* Description of the task: Transcribe the listing that follows in full, omitting pictures.

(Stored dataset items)
----------------

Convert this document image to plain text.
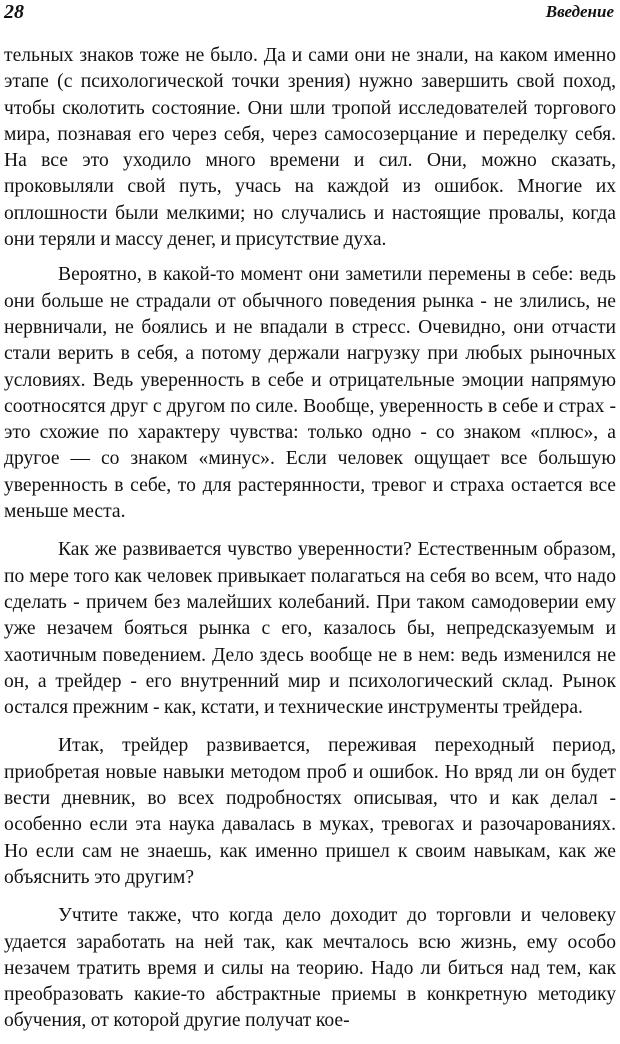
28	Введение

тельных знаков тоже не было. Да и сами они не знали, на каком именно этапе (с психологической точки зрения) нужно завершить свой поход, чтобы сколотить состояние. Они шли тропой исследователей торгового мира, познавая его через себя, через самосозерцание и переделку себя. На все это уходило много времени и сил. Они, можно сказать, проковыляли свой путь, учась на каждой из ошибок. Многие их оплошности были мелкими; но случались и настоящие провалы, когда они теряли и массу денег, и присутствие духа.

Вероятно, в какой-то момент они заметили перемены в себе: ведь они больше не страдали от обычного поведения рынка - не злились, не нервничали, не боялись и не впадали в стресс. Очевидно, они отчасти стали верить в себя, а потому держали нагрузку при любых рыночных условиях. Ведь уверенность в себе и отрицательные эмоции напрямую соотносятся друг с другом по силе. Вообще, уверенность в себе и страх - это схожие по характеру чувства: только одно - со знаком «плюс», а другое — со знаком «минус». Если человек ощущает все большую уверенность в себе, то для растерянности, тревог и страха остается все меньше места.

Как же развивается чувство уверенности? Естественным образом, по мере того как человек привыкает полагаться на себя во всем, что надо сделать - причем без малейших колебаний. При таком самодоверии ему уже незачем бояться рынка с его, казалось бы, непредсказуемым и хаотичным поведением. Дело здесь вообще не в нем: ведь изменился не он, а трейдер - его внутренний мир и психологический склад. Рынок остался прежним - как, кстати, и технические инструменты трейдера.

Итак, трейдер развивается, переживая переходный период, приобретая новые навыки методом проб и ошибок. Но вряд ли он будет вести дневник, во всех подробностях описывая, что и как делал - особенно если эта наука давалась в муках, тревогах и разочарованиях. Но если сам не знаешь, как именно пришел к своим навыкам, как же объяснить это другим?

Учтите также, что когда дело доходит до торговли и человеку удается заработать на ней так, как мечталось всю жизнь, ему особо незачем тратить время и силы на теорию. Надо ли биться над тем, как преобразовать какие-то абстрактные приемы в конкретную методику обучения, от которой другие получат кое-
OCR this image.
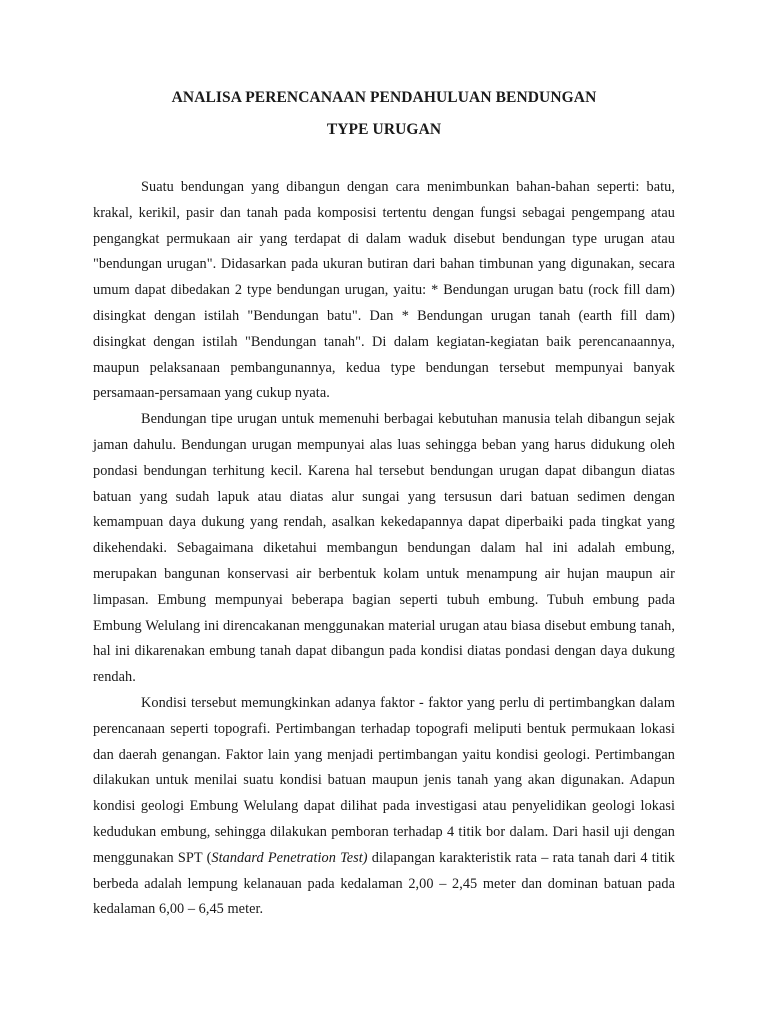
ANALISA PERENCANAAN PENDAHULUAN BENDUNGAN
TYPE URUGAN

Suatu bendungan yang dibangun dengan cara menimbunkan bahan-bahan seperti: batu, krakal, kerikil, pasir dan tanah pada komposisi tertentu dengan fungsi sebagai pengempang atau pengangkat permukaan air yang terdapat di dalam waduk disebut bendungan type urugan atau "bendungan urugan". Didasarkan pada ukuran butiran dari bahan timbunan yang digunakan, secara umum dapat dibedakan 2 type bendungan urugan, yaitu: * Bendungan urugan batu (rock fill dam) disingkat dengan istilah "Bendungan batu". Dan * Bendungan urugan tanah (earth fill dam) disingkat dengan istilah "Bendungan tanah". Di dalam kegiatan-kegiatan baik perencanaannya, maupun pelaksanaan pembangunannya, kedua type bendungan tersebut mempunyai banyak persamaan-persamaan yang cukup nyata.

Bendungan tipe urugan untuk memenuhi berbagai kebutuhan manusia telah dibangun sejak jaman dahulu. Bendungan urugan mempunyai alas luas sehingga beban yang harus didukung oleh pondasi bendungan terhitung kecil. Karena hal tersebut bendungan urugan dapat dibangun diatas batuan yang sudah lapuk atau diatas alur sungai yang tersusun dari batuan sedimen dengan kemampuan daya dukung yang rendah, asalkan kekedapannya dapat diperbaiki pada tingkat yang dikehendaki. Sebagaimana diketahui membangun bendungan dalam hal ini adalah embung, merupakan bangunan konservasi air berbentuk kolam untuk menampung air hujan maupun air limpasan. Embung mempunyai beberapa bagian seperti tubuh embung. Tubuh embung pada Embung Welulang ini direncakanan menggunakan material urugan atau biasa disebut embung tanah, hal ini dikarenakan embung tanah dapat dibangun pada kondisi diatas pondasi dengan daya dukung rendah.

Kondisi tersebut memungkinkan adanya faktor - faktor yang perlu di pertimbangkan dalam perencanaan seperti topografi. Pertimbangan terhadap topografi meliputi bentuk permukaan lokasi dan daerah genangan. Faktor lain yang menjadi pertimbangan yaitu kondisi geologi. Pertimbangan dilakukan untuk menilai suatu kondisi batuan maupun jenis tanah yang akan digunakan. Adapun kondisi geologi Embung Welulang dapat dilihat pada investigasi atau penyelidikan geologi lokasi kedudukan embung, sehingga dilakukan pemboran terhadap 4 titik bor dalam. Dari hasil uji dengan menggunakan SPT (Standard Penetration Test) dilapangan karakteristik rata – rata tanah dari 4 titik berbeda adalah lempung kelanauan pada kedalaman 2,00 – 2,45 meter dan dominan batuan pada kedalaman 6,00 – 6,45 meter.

----------------

* Final result:
Convert this document image to plain text.
28	Введение

тельных знаков тоже не было. Да и сами они не знали, на каком именно этапе (с психологической точки зрения) нужно завершить свой поход, чтобы сколотить состояние. Они шли тропой исследователей торгового мира, познавая его через себя, через самосозерцание и переделку себя. На все это уходило много времени и сил. Они, можно сказать, проковыляли свой путь, учась на каждой из ошибок. Многие их оплошности были мелкими; но случались и настоящие провалы, когда они теряли и массу денег, и присутствие духа.

Вероятно, в какой-то момент они заметили перемены в себе: ведь они больше не страдали от обычного поведения рынка - не злились, не нервничали, не боялись и не впадали в стресс. Очевидно, они отчасти стали верить в себя, а потому держали нагрузку при любых рыночных условиях. Ведь уверенность в себе и отрицательные эмоции напрямую соотносятся друг с другом по силе. Вообще, уверенность в себе и страх - это схожие по характеру чувства: только одно - со знаком «плюс», а другое — со знаком «минус». Если человек ощущает все большую уверенность в себе, то для растерянности, тревог и страха остается все меньше места.

Как же развивается чувство уверенности? Естественным образом, по мере того как человек привыкает полагаться на себя во всем, что надо сделать - причем без малейших колебаний. При таком самодоверии ему уже незачем бояться рынка с его, казалось бы, непредсказуемым и хаотичным поведением. Дело здесь вообще не в нем: ведь изменился не он, а трейдер - его внутренний мир и психологический склад. Рынок остался прежним - как, кстати, и технические инструменты трейдера.

Итак, трейдер развивается, переживая переходный период, приобретая новые навыки методом проб и ошибок. Но вряд ли он будет вести дневник, во всех подробностях описывая, что и как делал - особенно если эта наука давалась в муках, тревогах и разочарованиях. Но если сам не знаешь, как именно пришел к своим навыкам, как же объяснить это другим?

Учтите также, что когда дело доходит до торговли и человеку удается заработать на ней так, как мечталось всю жизнь, ему особо незачем тратить время и силы на теорию. Надо ли биться над тем, как преобразовать какие-то абстрактные приемы в конкретную методику обучения, от которой другие получат кое-
OCR this image.
ANALISA PERENCANAAN PENDAHULUAN BENDUNGAN
TYPE URUGAN

Suatu bendungan yang dibangun dengan cara menimbunkan bahan-bahan seperti: batu, krakal, kerikil, pasir dan tanah pada komposisi tertentu dengan fungsi sebagai pengempang atau pengangkat permukaan air yang terdapat di dalam waduk disebut bendungan type urugan atau "bendungan urugan". Didasarkan pada ukuran butiran dari bahan timbunan yang digunakan, secara umum dapat dibedakan 2 type bendungan urugan, yaitu: * Bendungan urugan batu (rock fill dam) disingkat dengan istilah "Bendungan batu". Dan * Bendungan urugan tanah (earth fill dam) disingkat dengan istilah "Bendungan tanah". Di dalam kegiatan-kegiatan baik perencanaannya, maupun pelaksanaan pembangunannya, kedua type bendungan tersebut mempunyai banyak persamaan-persamaan yang cukup nyata.

Bendungan tipe urugan untuk memenuhi berbagai kebutuhan manusia telah dibangun sejak jaman dahulu. Bendungan urugan mempunyai alas luas sehingga beban yang harus didukung oleh pondasi bendungan terhitung kecil. Karena hal tersebut bendungan urugan dapat dibangun diatas batuan yang sudah lapuk atau diatas alur sungai yang tersusun dari batuan sedimen dengan kemampuan daya dukung yang rendah, asalkan kekedapannya dapat diperbaiki pada tingkat yang dikehendaki. Sebagaimana diketahui membangun bendungan dalam hal ini adalah embung, merupakan bangunan konservasi air berbentuk kolam untuk menampung air hujan maupun air limpasan. Embung mempunyai beberapa bagian seperti tubuh embung. Tubuh embung pada Embung Welulang ini direncakanan menggunakan material urugan atau biasa disebut embung tanah, hal ini dikarenakan embung tanah dapat dibangun pada kondisi diatas pondasi dengan daya dukung rendah.

Kondisi tersebut memungkinkan adanya faktor - faktor yang perlu di pertimbangkan dalam perencanaan seperti topografi. Pertimbangan terhadap topografi meliputi bentuk permukaan lokasi dan daerah genangan. Faktor lain yang menjadi pertimbangan yaitu kondisi geologi. Pertimbangan dilakukan untuk menilai suatu kondisi batuan maupun jenis tanah yang akan digunakan. Adapun kondisi geologi Embung Welulang dapat dilihat pada investigasi atau penyelidikan geologi lokasi kedudukan embung, sehingga dilakukan pemboran terhadap 4 titik bor dalam. Dari hasil uji dengan menggunakan SPT (Standard Penetration Test) dilapangan karakteristik rata – rata tanah dari 4 titik berbeda adalah lempung kelanauan pada kedalaman 2,00 – 2,45 meter dan dominan batuan pada kedalaman 6,00 – 6,45 meter.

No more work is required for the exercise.